━━ ARTICLE
- Genre: Comedy
- Created by: Mike Owens; Shadi Petosky;
- Directed by: Vincent Proce; Drew Schmidt; Sarah Seember Huisken;
- Voices of: Aidy Bryant; Eric Knobel;
- Theme music composer: Andy Bean
- Composer: Andy Bean
- Country of origin: United States
- No. of episodes: 13 (25 segments)

Production
- Executive producers: Mike Owens; Shadi Petosky; Vincent Stall; Chris Hardwick;
- Producers: Will McRobb; Brian Sheesley;
- Animator: Saerom Animation
- Editors: Carrie Shanahan; Matt Steinauer;
- Running time: 24 minutes
- Production companies: Amazon Studios; PUNY;

Original release
- Network: Amazon Video
- Release: June 30, 2017

= Danger & Eggs =

Television series

Danger & Eggs is an American animated series created by Mike Owens and Shadi Petosky that premiered on Amazon Video on June 30, 2017. The show focuses on the adventures of a cyan-haired teenaged girl and her giant anthropomorphic egg friend.

==Plot==
D.D. Danger, an imaginative thrill seeker, and her best friend, a lawful good, safety-first anthropomorphic egg named Phillip, experience a series of chaotic adventures as they "do stuff".

==Cast==
===Main===
- Aidy Bryant as D.D. Danger, an imaginative, energetic young girl with an adventurous spirit, the latest in a long line of thrill-seeking daredevils and stuntmen, always on the lookout for an undaunted (and oftentimes reckless) stunt.
━━━━
━━ RECORDS SHOWN
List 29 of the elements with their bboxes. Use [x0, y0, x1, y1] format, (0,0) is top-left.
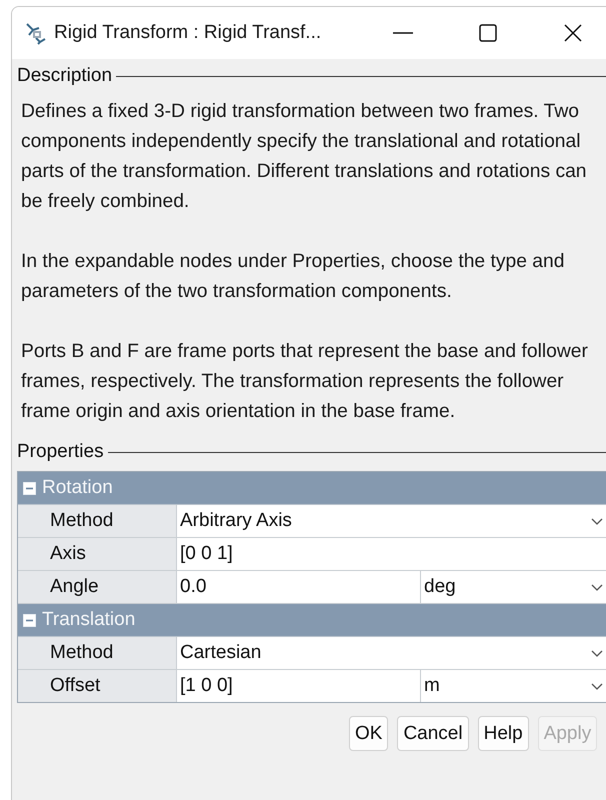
- description-text: Defines a fixed 3-D rigid transformation between two frames. Two components independently specify the translational and rotational parts of the transformation. Different translations and rotations can be freely combined.: [21, 100, 588, 214]
- value-field[interactable]: [0 0 1]: [177, 538, 606, 570]
- section-heading: Description: [17, 65, 114, 87]
- property-label: Offset: [18, 670, 177, 702]
- unit-dropdown[interactable]: deg: [421, 571, 606, 603]
- dialog-button[interactable]: OK: [349, 716, 388, 751]
- dropdown[interactable]: Arbitrary Axis: [177, 505, 606, 537]
- app-icon: [24, 21, 48, 45]
- value-field[interactable]: 0.0: [177, 571, 421, 603]
- property-label: Angle: [18, 571, 177, 603]
- collapse-icon[interactable]: [23, 482, 36, 494]
- collapse-icon[interactable]: [23, 614, 36, 626]
- dialog-button[interactable]: Cancel: [397, 716, 469, 751]
- property-label: Axis: [18, 538, 177, 570]
- dropdown[interactable]: Cartesian: [177, 637, 606, 669]
- close-icon: [563, 23, 583, 43]
- maximize-button[interactable]: [478, 23, 498, 43]
- description-text: Ports B and F are frame ports that represent the base and follower frames, respectively. The transformation represents the follower frame origin and axis orientation in the base frame.: [21, 340, 589, 424]
- section-heading: Properties: [17, 441, 105, 463]
- window-title: Rigid Transform : Rigid Transf...: [54, 22, 322, 44]
- property-label: Method: [18, 505, 177, 537]
- close-button[interactable]: [563, 23, 583, 43]
- maximize-icon: [478, 23, 498, 43]
- unit-dropdown[interactable]: m: [421, 670, 606, 702]
- dialog-button[interactable]: Help: [478, 716, 529, 751]
- description-text: In the expandable nodes under Properties, choose the type and parameters of the two transformation components.: [21, 250, 566, 304]
- value-field[interactable]: [1 0 0]: [177, 670, 421, 702]
- property-label: Method: [18, 637, 177, 669]
- minimize-icon: [393, 32, 413, 34]
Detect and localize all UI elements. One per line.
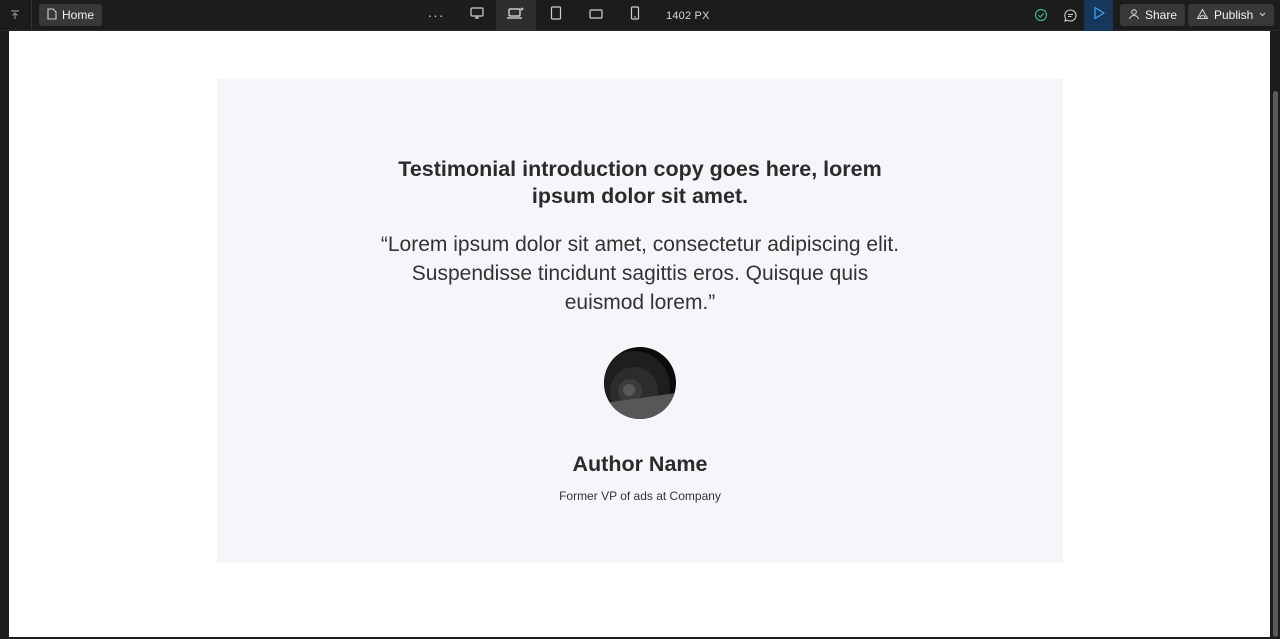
- tablet-icon: [550, 6, 562, 25]
- breakpoint-width-label: 1402 PX: [666, 9, 710, 22]
- page-frame[interactable]: Testimonial introduction copy goes here,…: [9, 31, 1270, 637]
- author-avatar[interactable]: [604, 347, 676, 419]
- more-options-button[interactable]: ···: [422, 4, 450, 26]
- comment-icon[interactable]: [1061, 6, 1079, 24]
- play-icon: [1093, 6, 1105, 25]
- author-name[interactable]: Author Name: [217, 452, 1063, 477]
- laptop-breakpoint-button[interactable]: [496, 0, 536, 31]
- share-button[interactable]: Share: [1120, 4, 1186, 26]
- collapse-icon[interactable]: [4, 4, 26, 26]
- author-role[interactable]: Former VP of ads at Company: [217, 489, 1063, 503]
- chevron-down-icon: [1258, 8, 1267, 22]
- page-name: Home: [62, 8, 95, 22]
- tablet-landscape-icon: [588, 7, 604, 25]
- page-icon: [46, 7, 57, 23]
- publish-label: Publish: [1214, 8, 1254, 22]
- check-circle-icon[interactable]: [1032, 6, 1050, 24]
- desktop-icon: [469, 6, 485, 25]
- share-label: Share: [1145, 8, 1178, 22]
- testimonial-section[interactable]: Testimonial introduction copy goes here,…: [217, 79, 1063, 563]
- publish-icon: [1196, 7, 1209, 23]
- desktop-breakpoint-button[interactable]: [457, 0, 497, 31]
- preview-button[interactable]: [1084, 0, 1113, 31]
- mobile-icon: [630, 6, 640, 25]
- toolbar-divider: [31, 0, 32, 31]
- laptop-star-icon: [506, 6, 526, 25]
- publish-button[interactable]: Publish: [1188, 4, 1274, 26]
- testimonial-quote[interactable]: “Lorem ipsum dolor sit amet, consectetur…: [372, 230, 908, 317]
- page-selector[interactable]: Home: [39, 4, 103, 26]
- testimonial-intro[interactable]: Testimonial introduction copy goes here,…: [387, 156, 893, 210]
- user-icon: [1128, 8, 1140, 23]
- top-toolbar: Home ··· 1402 PX Share Publish: [0, 0, 1280, 31]
- mobile-breakpoint-button[interactable]: [615, 0, 655, 31]
- design-canvas[interactable]: Testimonial introduction copy goes here,…: [0, 31, 1280, 639]
- tablet-breakpoint-button[interactable]: [536, 0, 576, 31]
- tablet-landscape-breakpoint-button[interactable]: [576, 0, 616, 31]
- canvas-scrollbar-thumb[interactable]: [1273, 91, 1278, 637]
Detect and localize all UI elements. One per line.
━━━━
[SHORT TASK] Retype the Danger & Eggs article above in full, word for word, keeping every line as it appears.

[ANSWER TO THIS EXERCISE]
- Genre: Comedy
- Created by: Mike Owens; Shadi Petosky;
- Directed by: Vincent Proce; Drew Schmidt; Sarah Seember Huisken;
- Voices of: Aidy Bryant; Eric Knobel;
- Theme music composer: Andy Bean
- Composer: Andy Bean
- Country of origin: United States
- No. of episodes: 13 (25 segments)

Production
- Executive producers: Mike Owens; Shadi Petosky; Vincent Stall; Chris Hardwick;
- Producers: Will McRobb; Brian Sheesley;
- Animator: Saerom Animation
- Editors: Carrie Shanahan; Matt Steinauer;
- Running time: 24 minutes
- Production companies: Amazon Studios; PUNY;

Original release
- Network: Amazon Video
- Release: June 30, 2017

= Danger & Eggs =

Television series

Danger & Eggs is an American animated series created by Mike Owens and Shadi Petosky that premiered on Amazon Video on June 30, 2017. The show focuses on the adventures of a cyan-haired teenaged girl and her giant anthropomorphic egg friend.

==Plot==
D.D. Danger, an imaginative thrill seeker, and her best friend, a lawful good, safety-first anthropomorphic egg named Phillip, experience a series of chaotic adventures as they "do stuff".

==Cast==
===Main===
- Aidy Bryant as D.D. Danger, an imaginative, energetic young girl with an adventurous spirit, the latest in a long line of thrill-seeking daredevils and stuntmen, always on the lookout for an undaunted (and oftentimes reckless) stunt.